---------- Record extracts

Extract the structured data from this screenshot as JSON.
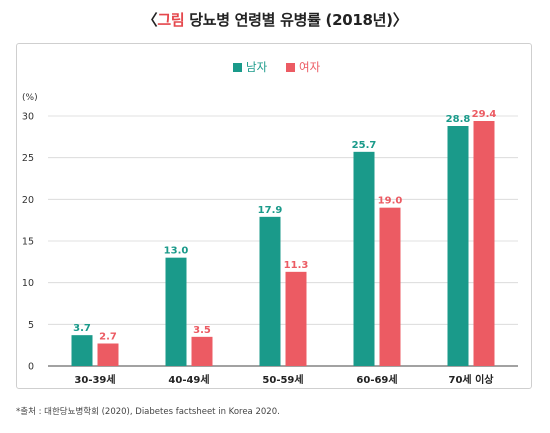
{
  "title": {
    "prefix": "〈",
    "accent": "그림",
    "text": " 당뇨병 연령별 유병률 (2018년)",
    "suffix": "〉"
  },
  "chart_data": {
    "type": "bar",
    "categories": [
      "30-39세",
      "40-49세",
      "50-59세",
      "60-69세",
      "70세 이상"
    ],
    "series": [
      {
        "name": "남자",
        "color": "#1a9a8a",
        "values": [
          3.7,
          13.0,
          17.9,
          25.7,
          28.8
        ],
        "labels": [
          "3.7",
          "13.0",
          "17.9",
          "25.7",
          "28.8"
        ]
      },
      {
        "name": "여자",
        "color": "#ec5b63",
        "values": [
          2.7,
          3.5,
          11.3,
          19.0,
          29.4
        ],
        "labels": [
          "2.7",
          "3.5",
          "11.3",
          "19.0",
          "29.4"
        ]
      }
    ],
    "yunit": "(%)",
    "ylim": [
      0,
      30
    ],
    "yticks": [
      0,
      5,
      10,
      15,
      20,
      25,
      30
    ],
    "grid": true,
    "legend": "top-center"
  },
  "source": "*출처 : 대한당뇨병학회 (2020), Diabetes factsheet in Korea 2020."
}
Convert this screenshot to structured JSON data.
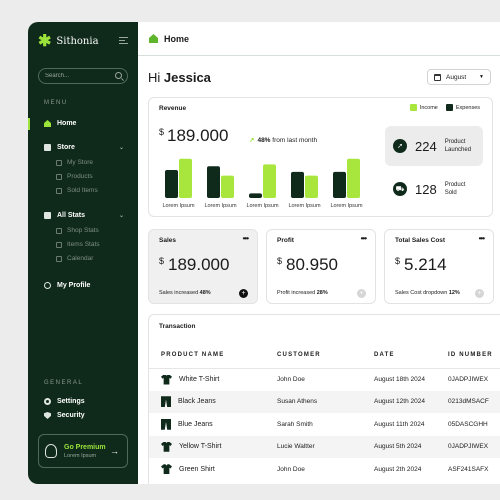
{
  "sidebar": {
    "brand": "Sithonia",
    "search_placeholder": "Search...",
    "menu_label": "MENU",
    "items": {
      "home": "Home",
      "store": "Store",
      "my_store": "My Store",
      "products": "Products",
      "sold_items": "Sold Items",
      "all_stats": "All Stats",
      "shop_stats": "Shop Stats",
      "items_stats": "Items Stats",
      "calendar": "Calendar",
      "my_profile": "My Profile"
    },
    "general_label": "GENERAL",
    "settings": "Settings",
    "security": "Security",
    "premium": {
      "title": "Go Premium",
      "subtitle": "Lorem Ipsum"
    }
  },
  "header": {
    "title": "Home"
  },
  "greeting": {
    "prefix": "Hi",
    "name": "Jessica"
  },
  "month_select": {
    "value": "August"
  },
  "revenue": {
    "title": "Revenue",
    "legend": {
      "income": "Income",
      "expenses": "Expenses"
    },
    "currency": "$",
    "value": "189.000",
    "change_pct": "48%",
    "change_text": "from last month",
    "stats": [
      {
        "value": "224",
        "label_line1": "Product",
        "label_line2": "Launched",
        "icon": "rocket-icon"
      },
      {
        "value": "128",
        "label_line1": "Product",
        "label_line2": "Sold",
        "icon": "cart-icon"
      }
    ]
  },
  "chart_data": {
    "type": "bar",
    "categories": [
      "Lorem Ipsum",
      "Lorem Ipsum",
      "Lorem Ipsum",
      "Lorem Ipsum",
      "Lorem Ipsum"
    ],
    "series": [
      {
        "name": "Expenses",
        "values": [
          30,
          34,
          5,
          28,
          28
        ],
        "color": "#0f2a1b"
      },
      {
        "name": "Income",
        "values": [
          42,
          24,
          36,
          24,
          42
        ],
        "color": "#a8e63d"
      }
    ],
    "ylim": [
      0,
      45
    ],
    "grid": false,
    "legend_placement": "top-right"
  },
  "kpis": [
    {
      "title": "Sales",
      "currency": "$",
      "value": "189.000",
      "footer_text": "Sales increased",
      "footer_pct": "48%"
    },
    {
      "title": "Profit",
      "currency": "$",
      "value": "80.950",
      "footer_text": "Profit increased",
      "footer_pct": "28%"
    },
    {
      "title": "Total Sales Cost",
      "currency": "$",
      "value": "5.214",
      "footer_text": "Sales Cost dropdown",
      "footer_pct": "12%"
    }
  ],
  "kpi_more": "•••",
  "transactions": {
    "title": "Transaction",
    "columns": [
      "PRODUCT NAME",
      "CUSTOMER",
      "DATE",
      "ID NUMBER"
    ],
    "rows": [
      {
        "product": "White T-Shirt",
        "customer": "John Doe",
        "date": "August 18th 2024",
        "id": "0JADPJIWEX",
        "icon": "tshirt-icon"
      },
      {
        "product": "Black Jeans",
        "customer": "Susan Athens",
        "date": "August 12th 2024",
        "id": "0213dMSACF",
        "icon": "jeans-icon"
      },
      {
        "product": "Blue Jeans",
        "customer": "Sarah Smith",
        "date": "August 11th 2024",
        "id": "05DASCGHH",
        "icon": "jeans-icon"
      },
      {
        "product": "Yellow T-Shirt",
        "customer": "Lucie Waltter",
        "date": "August 5th 2024",
        "id": "0JADPJIWEX",
        "icon": "tshirt-icon"
      },
      {
        "product": "Green Shirt",
        "customer": "John Doe",
        "date": "August 2th 2024",
        "id": "ASF241SAFX",
        "icon": "tshirt-icon"
      }
    ]
  },
  "colors": {
    "sidebar_bg": "#0f2a1b",
    "accent": "#9be33a",
    "income": "#a8e63d",
    "expenses": "#0f2a1b"
  }
}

--------------------

## Given request
Transcribe each line above verbatim, with the pictures left out.

## The answer
Extract the structured data from this screenshot as JSON.
{
  "title": {
    "prefix": "〈",
    "accent": "그림",
    "text": " 당뇨병 연령별 유병률 (2018년)",
    "suffix": "〉"
  },
  "chart_data": {
    "type": "bar",
    "categories": [
      "30-39세",
      "40-49세",
      "50-59세",
      "60-69세",
      "70세 이상"
    ],
    "series": [
      {
        "name": "남자",
        "color": "#1a9a8a",
        "values": [
          3.7,
          13.0,
          17.9,
          25.7,
          28.8
        ],
        "labels": [
          "3.7",
          "13.0",
          "17.9",
          "25.7",
          "28.8"
        ]
      },
      {
        "name": "여자",
        "color": "#ec5b63",
        "values": [
          2.7,
          3.5,
          11.3,
          19.0,
          29.4
        ],
        "labels": [
          "2.7",
          "3.5",
          "11.3",
          "19.0",
          "29.4"
        ]
      }
    ],
    "yunit": "(%)",
    "ylim": [
      0,
      30
    ],
    "yticks": [
      0,
      5,
      10,
      15,
      20,
      25,
      30
    ],
    "grid": true,
    "legend": "top-center"
  },
  "source": "*출처 : 대한당뇨병학회 (2020), Diabetes factsheet in Korea 2020."
}
Convert this screenshot to structured JSON data.
{
  "sidebar": {
    "brand": "Sithonia",
    "search_placeholder": "Search...",
    "menu_label": "MENU",
    "items": {
      "home": "Home",
      "store": "Store",
      "my_store": "My Store",
      "products": "Products",
      "sold_items": "Sold Items",
      "all_stats": "All Stats",
      "shop_stats": "Shop Stats",
      "items_stats": "Items Stats",
      "calendar": "Calendar",
      "my_profile": "My Profile"
    },
    "general_label": "GENERAL",
    "settings": "Settings",
    "security": "Security",
    "premium": {
      "title": "Go Premium",
      "subtitle": "Lorem Ipsum"
    }
  },
  "header": {
    "title": "Home"
  },
  "greeting": {
    "prefix": "Hi",
    "name": "Jessica"
  },
  "month_select": {
    "value": "August"
  },
  "revenue": {
    "title": "Revenue",
    "legend": {
      "income": "Income",
      "expenses": "Expenses"
    },
    "currency": "$",
    "value": "189.000",
    "change_pct": "48%",
    "change_text": "from last month",
    "stats": [
      {
        "value": "224",
        "label_line1": "Product",
        "label_line2": "Launched",
        "icon": "rocket-icon"
      },
      {
        "value": "128",
        "label_line1": "Product",
        "label_line2": "Sold",
        "icon": "cart-icon"
      }
    ]
  },
  "chart_data": {
    "type": "bar",
    "categories": [
      "Lorem Ipsum",
      "Lorem Ipsum",
      "Lorem Ipsum",
      "Lorem Ipsum",
      "Lorem Ipsum"
    ],
    "series": [
      {
        "name": "Expenses",
        "values": [
          30,
          34,
          5,
          28,
          28
        ],
        "color": "#0f2a1b"
      },
      {
        "name": "Income",
        "values": [
          42,
          24,
          36,
          24,
          42
        ],
        "color": "#a8e63d"
      }
    ],
    "ylim": [
      0,
      45
    ],
    "grid": false,
    "legend_placement": "top-right"
  },
  "kpis": [
    {
      "title": "Sales",
      "currency": "$",
      "value": "189.000",
      "footer_text": "Sales increased",
      "footer_pct": "48%"
    },
    {
      "title": "Profit",
      "currency": "$",
      "value": "80.950",
      "footer_text": "Profit increased",
      "footer_pct": "28%"
    },
    {
      "title": "Total Sales Cost",
      "currency": "$",
      "value": "5.214",
      "footer_text": "Sales Cost dropdown",
      "footer_pct": "12%"
    }
  ],
  "kpi_more": "•••",
  "transactions": {
    "title": "Transaction",
    "columns": [
      "PRODUCT NAME",
      "CUSTOMER",
      "DATE",
      "ID NUMBER"
    ],
    "rows": [
      {
        "product": "White T-Shirt",
        "customer": "John Doe",
        "date": "August 18th 2024",
        "id": "0JADPJIWEX",
        "icon": "tshirt-icon"
      },
      {
        "product": "Black Jeans",
        "customer": "Susan Athens",
        "date": "August 12th 2024",
        "id": "0213dMSACF",
        "icon": "jeans-icon"
      },
      {
        "product": "Blue Jeans",
        "customer": "Sarah Smith",
        "date": "August 11th 2024",
        "id": "05DASCGHH",
        "icon": "jeans-icon"
      },
      {
        "product": "Yellow T-Shirt",
        "customer": "Lucie Waltter",
        "date": "August 5th 2024",
        "id": "0JADPJIWEX",
        "icon": "tshirt-icon"
      },
      {
        "product": "Green Shirt",
        "customer": "John Doe",
        "date": "August 2th 2024",
        "id": "ASF241SAFX",
        "icon": "tshirt-icon"
      }
    ]
  },
  "colors": {
    "sidebar_bg": "#0f2a1b",
    "accent": "#9be33a",
    "income": "#a8e63d",
    "expenses": "#0f2a1b"
  }
}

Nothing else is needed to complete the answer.